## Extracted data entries
○ ○ ○ ○ ○

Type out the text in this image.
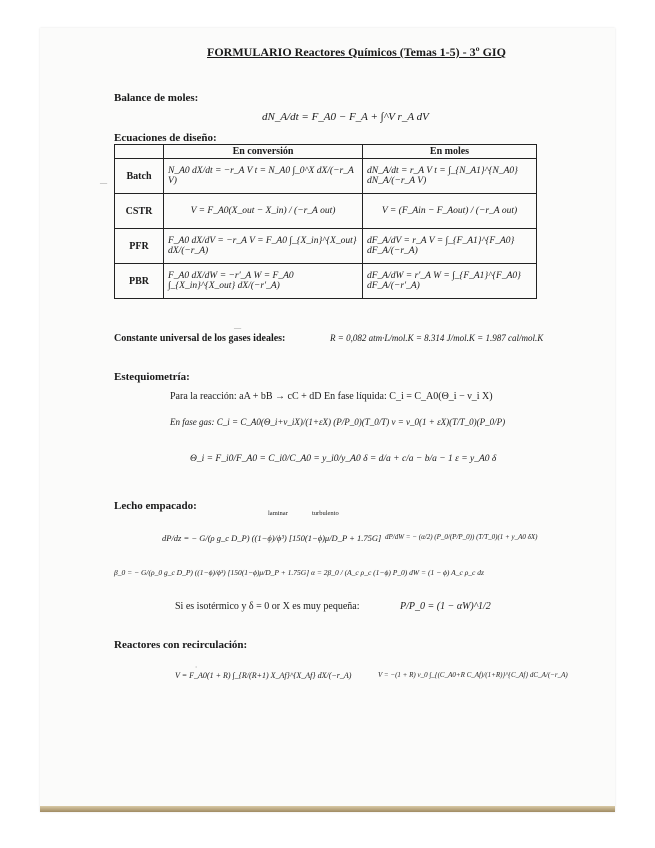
FORMULARIO Reactores Químicos (Temas 1-5) - 3º GIQ
Balance de moles:
dN_A/dt = F_A0 − F_A + ∫^V r_A dV
Ecuaciones de diseño:
	En conversión	En moles
Batch	N_A0 dX/dt = −r_A V t = N_A0 ∫_0^X dX/(−r_A V)	dN_A/dt = r_A V t = ∫_{N_A1}^{N_A0} dN_A/(−r_A V)
CSTR	V = F_A0(X_out − X_in) / (−r_A out)	V = (F_Ain − F_Aout) / (−r_A out)
PFR	F_A0 dX/dV = −r_A V = F_A0 ∫_{X_in}^{X_out} dX/(−r_A)	dF_A/dV = r_A V = ∫_{F_A1}^{F_A0} dF_A/(−r_A)
PBR	F_A0 dX/dW = −r′_A W = F_A0 ∫_{X_in}^{X_out} dX/(−r′_A)	dF_A/dW = r′_A W = ∫_{F_A1}^{F_A0} dF_A/(−r′_A)
Constante universal de los gases ideales:	R = 0,082 atm·L/mol.K = 8.314 J/mol.K = 1.987 cal/mol.K
Estequiometría:
Para la reacción: aA + bB → cC + dD En fase líquida: C_i = C_A0(Θ_i − ν_i X)
En fase gas: C_i = C_A0(Θ_i+ν_iX)/(1+εX) (P/P_0)(T_0/T) v = v_0(1 + εX)(T/T_0)(P_0/P)
Θ_i = F_i0/F_A0 = C_i0/C_A0 = y_i0/y_A0 δ = d/a + c/a − b/a − 1 ε = y_A0 δ
Lecho empacado:
laminar	turbulento
dP/dz = − G/(ρ g_c D_P) ((1−ϕ)/ϕ³) [150(1−ϕ)μ/D_P + 1.75G] dP/dW = − (α/2) (P_0/(P/P_0)) (T/T_0)(1 + y_A0 δX)
β_0 = − G/(ρ_0 g_c D_P) ((1−ϕ)/ϕ³) [150(1−ϕ)μ/D_P + 1.75G] α = 2β_0 / (A_c ρ_c (1−ϕ) P_0) dW = (1 − ϕ) A_c ρ_c dz
Si es isotérmico y δ = 0 or X es muy pequeña:	P/P_0 = (1 − αW)^1/2
Reactores con recirculación:
V = F_A0(1 + R) ∫_{R/(R+1) X_Af}^{X_Af} dX/(−r_A)	V = −(1 + R) v_0 ∫_{(C_A0+R C_Af)/(1+R)}^{C_Af} dC_A/(−r_A)
—
—
·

○ ○ ○ ○ ○

Extract each line holding the string "Reactores".

FORMULARIO Reactores Químicos (Temas 1-5) - 3º GIQ
Reactores con recirculación:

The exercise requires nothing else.